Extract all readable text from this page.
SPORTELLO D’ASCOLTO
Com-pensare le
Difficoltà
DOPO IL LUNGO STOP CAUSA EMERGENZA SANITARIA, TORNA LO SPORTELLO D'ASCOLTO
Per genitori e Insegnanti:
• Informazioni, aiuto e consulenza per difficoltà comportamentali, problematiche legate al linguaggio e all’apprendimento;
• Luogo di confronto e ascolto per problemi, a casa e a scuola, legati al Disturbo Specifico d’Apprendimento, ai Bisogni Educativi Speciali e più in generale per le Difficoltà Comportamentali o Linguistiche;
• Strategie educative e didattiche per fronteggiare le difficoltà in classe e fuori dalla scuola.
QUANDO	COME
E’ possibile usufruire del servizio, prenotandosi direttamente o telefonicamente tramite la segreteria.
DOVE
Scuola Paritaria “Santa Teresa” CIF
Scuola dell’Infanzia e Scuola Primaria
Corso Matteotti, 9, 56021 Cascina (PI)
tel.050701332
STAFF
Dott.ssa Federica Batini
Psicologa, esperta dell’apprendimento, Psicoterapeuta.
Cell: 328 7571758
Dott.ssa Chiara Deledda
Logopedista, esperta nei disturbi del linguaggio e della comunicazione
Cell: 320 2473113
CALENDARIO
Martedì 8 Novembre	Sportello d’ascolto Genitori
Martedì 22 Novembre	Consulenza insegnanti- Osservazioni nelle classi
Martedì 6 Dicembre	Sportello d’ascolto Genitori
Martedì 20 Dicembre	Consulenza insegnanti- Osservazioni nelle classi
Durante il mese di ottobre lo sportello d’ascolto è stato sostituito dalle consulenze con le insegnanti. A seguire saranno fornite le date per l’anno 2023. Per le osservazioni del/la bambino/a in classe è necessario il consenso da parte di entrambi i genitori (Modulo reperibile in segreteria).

REQUIREMENTS: Exactly as shown above, return every record.

TASK ANSWER:
Extract all readable text from this page.
SPORTELLO D’ASCOLTO
Com-pensare le
Difficoltà
DOPO IL LUNGO STOP CAUSA EMERGENZA SANITARIA, TORNA LO SPORTELLO D'ASCOLTO
Per genitori e Insegnanti:
• Informazioni, aiuto e consulenza per difficoltà comportamentali, problematiche legate al linguaggio e all’apprendimento;
• Luogo di confronto e ascolto per problemi, a casa e a scuola, legati al Disturbo Specifico d’Apprendimento, ai Bisogni Educativi Speciali e più in generale per le Difficoltà Comportamentali o Linguistiche;
• Strategie educative e didattiche per fronteggiare le difficoltà in classe e fuori dalla scuola.
QUANDO	COME
E’ possibile usufruire del servizio, prenotandosi direttamente o telefonicamente tramite la segreteria.
DOVE
Scuola Paritaria “Santa Teresa” CIF
Scuola dell’Infanzia e Scuola Primaria
Corso Matteotti, 9, 56021 Cascina (PI)
tel.050701332
STAFF
Dott.ssa Federica Batini
Psicologa, esperta dell’apprendimento, Psicoterapeuta.
Cell: 328 7571758
Dott.ssa Chiara Deledda
Logopedista, esperta nei disturbi del linguaggio e della comunicazione
Cell: 320 2473113
CALENDARIO
Martedì 8 Novembre	Sportello d’ascolto Genitori
Martedì 22 Novembre	Consulenza insegnanti- Osservazioni nelle classi
Martedì 6 Dicembre	Sportello d’ascolto Genitori
Martedì 20 Dicembre	Consulenza insegnanti- Osservazioni nelle classi
Durante il mese di ottobre lo sportello d’ascolto è stato sostituito dalle consulenze con le insegnanti. A seguire saranno fornite le date per l’anno 2023. Per le osservazioni del/la bambino/a in classe è necessario il consenso da parte di entrambi i genitori (Modulo reperibile in segreteria).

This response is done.